Excerpt from a dataset:
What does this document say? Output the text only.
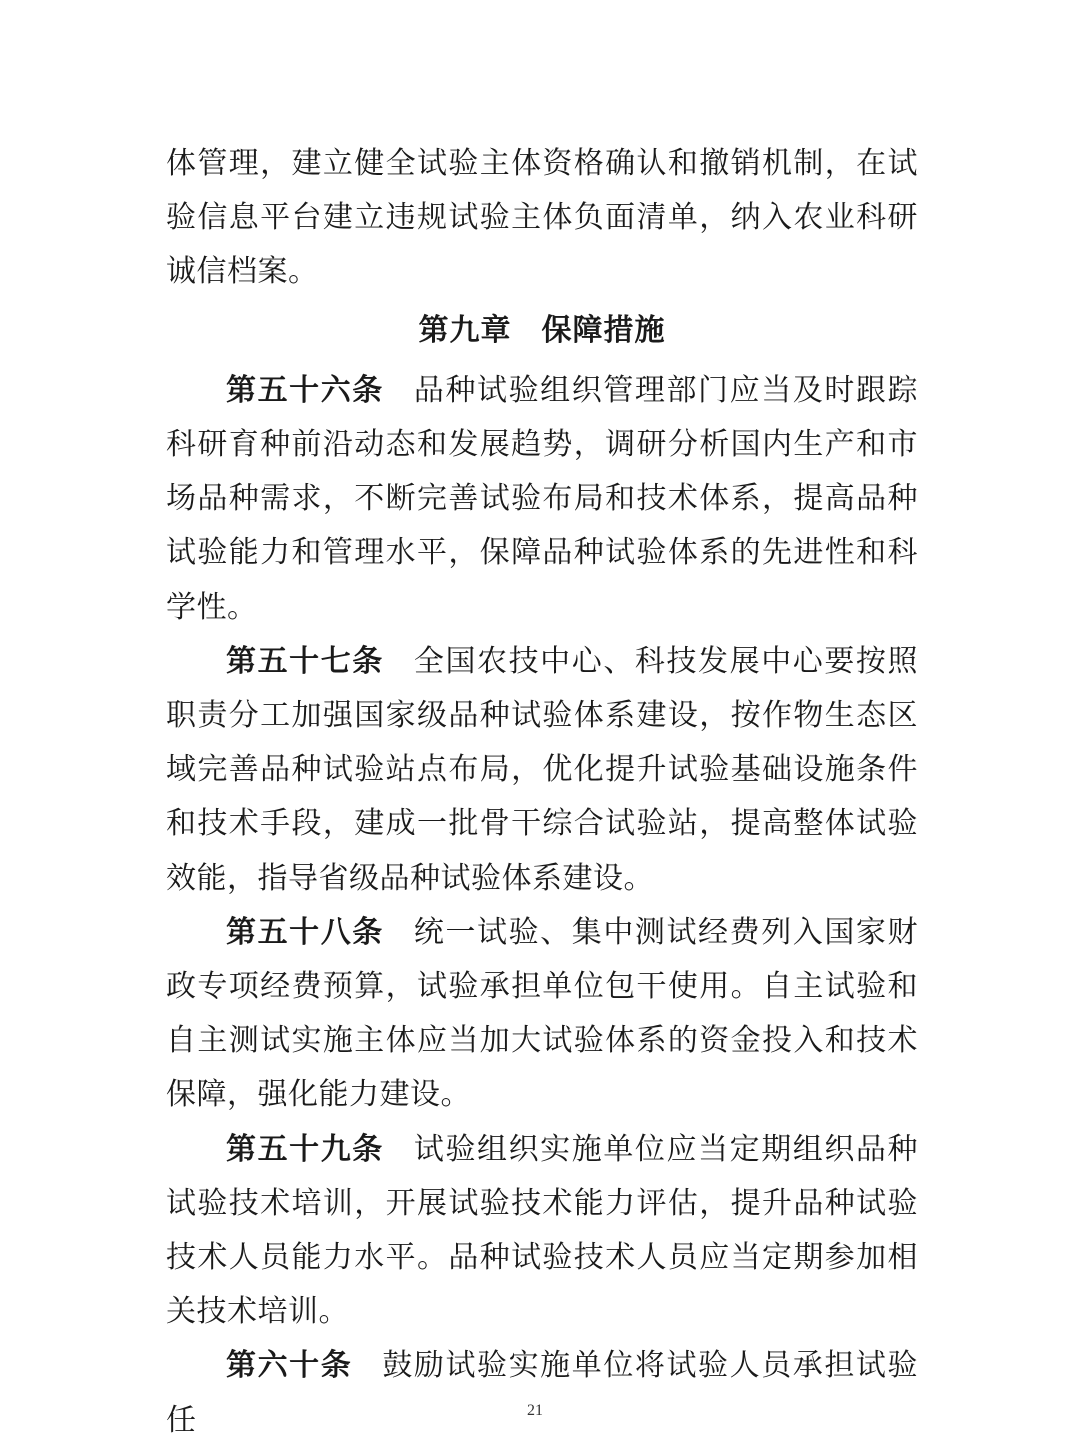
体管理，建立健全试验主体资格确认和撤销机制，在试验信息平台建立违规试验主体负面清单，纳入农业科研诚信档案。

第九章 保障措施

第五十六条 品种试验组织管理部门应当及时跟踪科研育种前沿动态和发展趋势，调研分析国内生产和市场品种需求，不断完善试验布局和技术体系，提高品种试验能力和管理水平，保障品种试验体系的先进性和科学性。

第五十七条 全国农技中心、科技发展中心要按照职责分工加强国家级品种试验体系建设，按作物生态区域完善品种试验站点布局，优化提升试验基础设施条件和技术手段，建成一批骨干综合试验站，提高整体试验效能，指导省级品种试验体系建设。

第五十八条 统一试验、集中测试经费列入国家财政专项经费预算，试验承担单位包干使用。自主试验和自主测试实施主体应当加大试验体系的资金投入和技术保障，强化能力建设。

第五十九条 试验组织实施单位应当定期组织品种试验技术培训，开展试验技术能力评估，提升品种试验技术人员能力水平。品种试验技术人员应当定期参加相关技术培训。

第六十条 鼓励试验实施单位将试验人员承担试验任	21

* * *

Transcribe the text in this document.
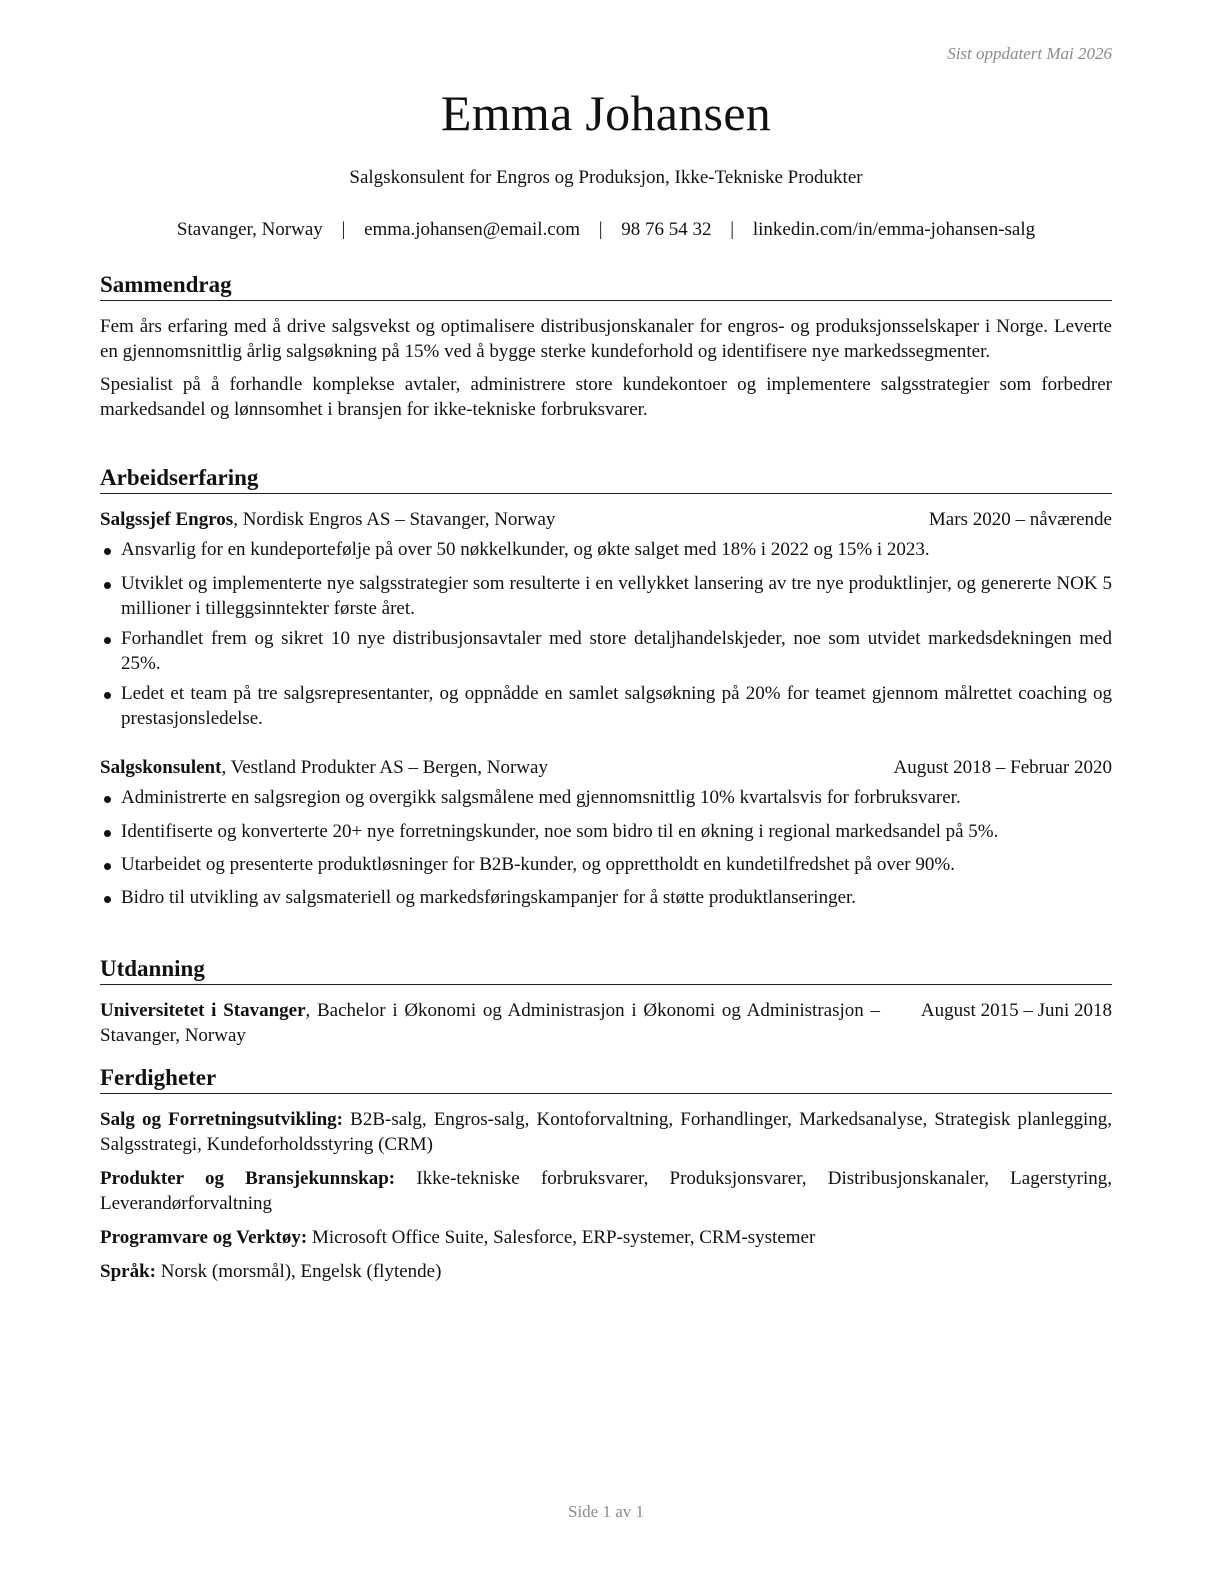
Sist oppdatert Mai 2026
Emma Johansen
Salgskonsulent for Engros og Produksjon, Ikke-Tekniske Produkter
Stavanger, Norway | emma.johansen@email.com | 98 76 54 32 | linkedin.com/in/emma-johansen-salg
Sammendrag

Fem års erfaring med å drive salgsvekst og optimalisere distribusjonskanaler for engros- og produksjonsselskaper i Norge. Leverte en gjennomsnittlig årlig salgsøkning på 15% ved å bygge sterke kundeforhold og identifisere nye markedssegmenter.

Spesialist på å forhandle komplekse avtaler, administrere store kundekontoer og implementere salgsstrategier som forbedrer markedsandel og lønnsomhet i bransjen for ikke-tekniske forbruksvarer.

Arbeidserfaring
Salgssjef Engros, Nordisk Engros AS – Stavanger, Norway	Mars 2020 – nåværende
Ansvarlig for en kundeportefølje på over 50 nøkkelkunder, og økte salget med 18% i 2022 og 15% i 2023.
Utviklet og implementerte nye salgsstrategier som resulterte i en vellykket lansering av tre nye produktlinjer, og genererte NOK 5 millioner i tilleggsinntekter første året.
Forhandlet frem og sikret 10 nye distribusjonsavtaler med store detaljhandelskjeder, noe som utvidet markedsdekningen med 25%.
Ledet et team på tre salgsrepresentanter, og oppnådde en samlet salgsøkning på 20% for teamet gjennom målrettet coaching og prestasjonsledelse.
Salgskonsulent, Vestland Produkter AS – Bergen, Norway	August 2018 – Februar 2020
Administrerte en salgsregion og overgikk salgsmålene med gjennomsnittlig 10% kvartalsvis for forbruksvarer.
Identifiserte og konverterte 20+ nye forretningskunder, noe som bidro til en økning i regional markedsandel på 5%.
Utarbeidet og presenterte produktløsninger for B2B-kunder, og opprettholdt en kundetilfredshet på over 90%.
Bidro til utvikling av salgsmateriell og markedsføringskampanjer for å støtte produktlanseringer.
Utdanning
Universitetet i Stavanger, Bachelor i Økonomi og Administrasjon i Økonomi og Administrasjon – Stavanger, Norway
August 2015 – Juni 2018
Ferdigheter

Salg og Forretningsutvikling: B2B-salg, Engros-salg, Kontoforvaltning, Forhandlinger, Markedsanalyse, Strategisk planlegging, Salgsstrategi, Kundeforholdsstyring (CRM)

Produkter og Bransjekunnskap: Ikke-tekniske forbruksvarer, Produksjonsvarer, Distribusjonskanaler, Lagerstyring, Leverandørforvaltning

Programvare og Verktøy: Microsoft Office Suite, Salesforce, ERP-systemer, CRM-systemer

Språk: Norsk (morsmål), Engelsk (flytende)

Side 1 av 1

# What the task asks
Search the material above for "salgsøkning". Pull out each line where it shows up.

# The completed task
Fem års erfaring med å drive salgsvekst og optimalisere distribusjonskanaler for engros- og produksjonsselskaper i Norge. Leverte en gjennomsnittlig årlig salgsøkning på 15% ved å bygge sterke kundeforhold og identifisere nye markedssegmenter.
Ledet et team på tre salgsrepresentanter, og oppnådde en samlet salgsøkning på 20% for teamet gjennom målrettet coaching og prestasjonsledelse.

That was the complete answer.